> **Exercise goal**:
Below is a listing. Gather each line of it that contains "xlabel".

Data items

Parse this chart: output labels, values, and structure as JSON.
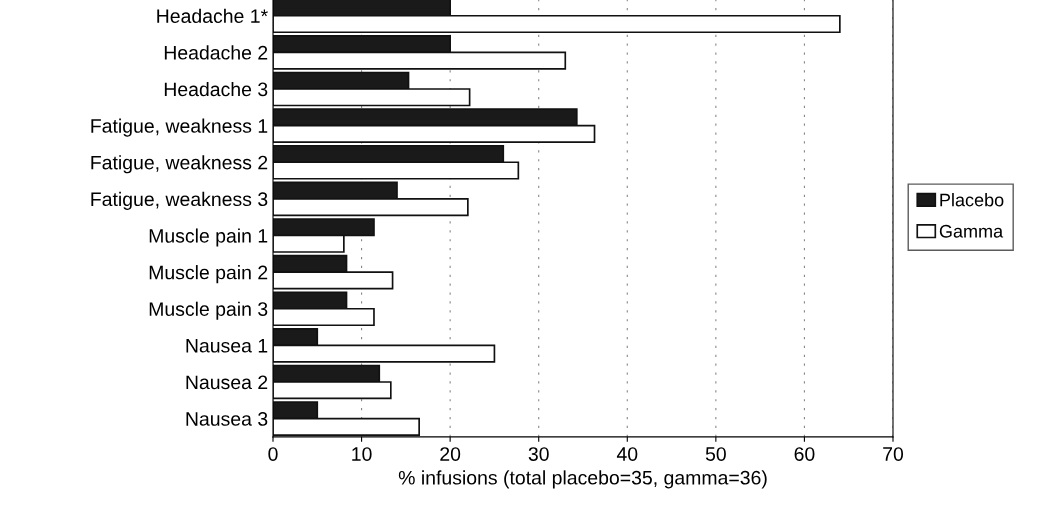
{
  "chart_data": {
    "type": "bar",
    "orientation": "horizontal",
    "xlabel": "% infusions (total placebo=35, gamma=36)",
    "categories": [
      "Headache 1*",
      "Headache 2",
      "Headache 3",
      "Fatigue, weakness 1",
      "Fatigue, weakness 2",
      "Fatigue, weakness 3",
      "Muscle pain 1",
      "Muscle pain 2",
      "Muscle pain 3",
      "Nausea 1",
      "Nausea 2",
      "Nausea 3"
    ],
    "series": [
      {
        "name": "Placebo",
        "color": "#1a1a1a",
        "values": [
          20,
          20,
          15.3,
          34.3,
          26,
          14,
          11.4,
          8.3,
          8.3,
          5,
          12,
          5
        ]
      },
      {
        "name": "Gamma",
        "color": "#ffffff",
        "values": [
          64,
          33,
          22.2,
          36.3,
          27.7,
          22,
          8,
          13.5,
          11.4,
          25,
          13.3,
          16.5
        ]
      }
    ],
    "xlim": [
      0,
      70
    ],
    "xticks": [
      0,
      10,
      20,
      30,
      40,
      50,
      60,
      70
    ],
    "grid": "x",
    "legend": "right"
  }
}
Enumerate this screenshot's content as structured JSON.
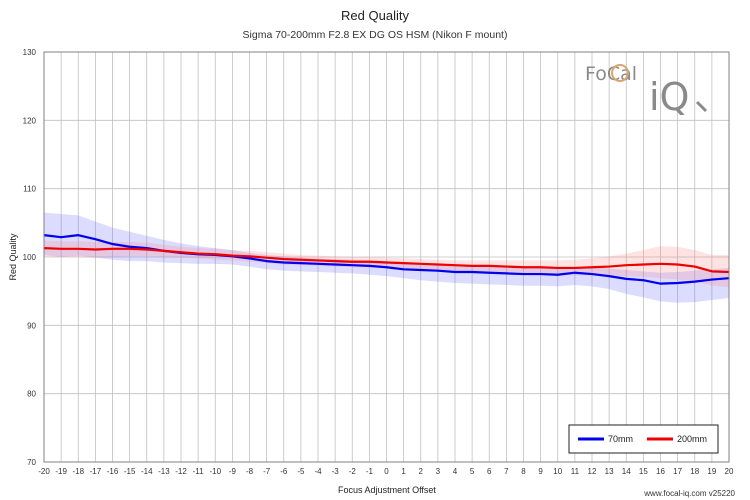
{
  "chart_data": {
    "type": "line",
    "title": "Red Quality",
    "subtitle": "Sigma 70-200mm F2.8 EX DG OS HSM (Nikon F mount)",
    "xlabel": "Focus Adjustment Offset",
    "ylabel": "Red Quality",
    "xlim": [
      -20,
      20
    ],
    "ylim": [
      70,
      130
    ],
    "x_ticks": [
      -20,
      -19,
      -18,
      -17,
      -16,
      -15,
      -14,
      -13,
      -12,
      -11,
      -10,
      -9,
      -8,
      -7,
      -6,
      -5,
      -4,
      -3,
      -2,
      -1,
      0,
      1,
      2,
      3,
      4,
      5,
      6,
      7,
      8,
      9,
      10,
      11,
      12,
      13,
      14,
      15,
      16,
      17,
      18,
      19,
      20
    ],
    "y_ticks": [
      70,
      80,
      90,
      100,
      110,
      120,
      130
    ],
    "grid": true,
    "legend_position": "bottom-right",
    "series": [
      {
        "name": "70mm",
        "color": "#0000ee",
        "band_color": "#6060ff",
        "x": [
          -20,
          -19,
          -18,
          -17,
          -16,
          -15,
          -14,
          -13,
          -12,
          -11,
          -10,
          -9,
          -8,
          -7,
          -6,
          -5,
          -4,
          -3,
          -2,
          -1,
          0,
          1,
          2,
          3,
          4,
          5,
          6,
          7,
          8,
          9,
          10,
          11,
          12,
          13,
          14,
          15,
          16,
          17,
          18,
          19,
          20
        ],
        "values": [
          103.2,
          102.9,
          103.2,
          102.6,
          101.9,
          101.5,
          101.3,
          100.9,
          100.6,
          100.4,
          100.3,
          100.1,
          99.8,
          99.4,
          99.2,
          99.1,
          99.0,
          98.9,
          98.8,
          98.7,
          98.5,
          98.2,
          98.1,
          98.0,
          97.8,
          97.8,
          97.7,
          97.6,
          97.5,
          97.5,
          97.4,
          97.7,
          97.5,
          97.2,
          96.8,
          96.6,
          96.1,
          96.2,
          96.4,
          96.7,
          96.9
        ],
        "upper": [
          106.5,
          106.3,
          106.1,
          105.2,
          104.3,
          103.7,
          103.1,
          102.5,
          102.0,
          101.6,
          101.3,
          101.0,
          100.6,
          100.3,
          100.1,
          99.9,
          99.8,
          99.7,
          99.6,
          99.5,
          99.4,
          99.2,
          99.1,
          99.0,
          98.9,
          98.8,
          98.7,
          98.6,
          98.6,
          98.5,
          98.5,
          98.6,
          98.5,
          98.3,
          98.1,
          97.9,
          97.7,
          97.8,
          98.0,
          98.2,
          98.4
        ],
        "lower": [
          100.3,
          100.0,
          100.2,
          99.9,
          99.6,
          99.4,
          99.4,
          99.2,
          99.1,
          99.0,
          99.0,
          98.9,
          98.6,
          98.2,
          98.0,
          97.9,
          97.8,
          97.7,
          97.6,
          97.4,
          97.2,
          96.9,
          96.6,
          96.4,
          96.2,
          96.1,
          96.0,
          95.9,
          95.8,
          95.8,
          95.7,
          95.9,
          95.7,
          95.3,
          94.6,
          94.1,
          93.5,
          93.3,
          93.4,
          93.7,
          94.0
        ]
      },
      {
        "name": "200mm",
        "color": "#ee0000",
        "band_color": "#ff8080",
        "x": [
          -20,
          -19,
          -18,
          -17,
          -16,
          -15,
          -14,
          -13,
          -12,
          -11,
          -10,
          -9,
          -8,
          -7,
          -6,
          -5,
          -4,
          -3,
          -2,
          -1,
          0,
          1,
          2,
          3,
          4,
          5,
          6,
          7,
          8,
          9,
          10,
          11,
          12,
          13,
          14,
          15,
          16,
          17,
          18,
          19,
          20
        ],
        "values": [
          101.3,
          101.2,
          101.2,
          101.1,
          101.2,
          101.2,
          101.1,
          100.9,
          100.7,
          100.5,
          100.4,
          100.2,
          100.1,
          99.9,
          99.7,
          99.6,
          99.5,
          99.4,
          99.3,
          99.3,
          99.2,
          99.1,
          99.0,
          98.9,
          98.8,
          98.7,
          98.7,
          98.6,
          98.5,
          98.5,
          98.4,
          98.4,
          98.5,
          98.6,
          98.8,
          98.9,
          99.0,
          98.9,
          98.6,
          97.9,
          97.8
        ],
        "upper": [
          102.4,
          102.3,
          102.3,
          102.2,
          102.2,
          102.2,
          102.1,
          101.8,
          101.5,
          101.3,
          101.2,
          101.0,
          100.9,
          100.7,
          100.5,
          100.3,
          100.2,
          100.1,
          100.0,
          100.0,
          99.9,
          99.8,
          99.7,
          99.6,
          99.5,
          99.5,
          99.5,
          99.5,
          99.5,
          99.5,
          99.5,
          99.6,
          99.8,
          100.1,
          100.5,
          101.0,
          101.6,
          101.5,
          101.0,
          100.3,
          100.3
        ],
        "lower": [
          100.1,
          100.0,
          100.0,
          99.9,
          100.0,
          100.1,
          100.1,
          100.0,
          99.9,
          99.8,
          99.6,
          99.5,
          99.3,
          99.1,
          98.9,
          98.8,
          98.7,
          98.6,
          98.5,
          98.5,
          98.4,
          98.3,
          98.2,
          98.1,
          98.0,
          97.9,
          97.8,
          97.7,
          97.6,
          97.5,
          97.4,
          97.3,
          97.3,
          97.3,
          97.2,
          97.1,
          96.9,
          96.7,
          96.5,
          95.8,
          95.6
        ]
      }
    ]
  },
  "logo": {
    "line1": "FoCal",
    "line2": "iQ"
  },
  "watermark": "www.focal-iq.com  v25220",
  "colors": {
    "grid": "#c0c0c0",
    "axis": "#808080",
    "logo_primary": "#8a8a8a",
    "logo_accent": "#d9a56f"
  }
}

> **Written answer**:
    "xlabel": "% infusions (total placebo=35, gamma=36)",
    "xlabel": "Focus Adjustment Offset",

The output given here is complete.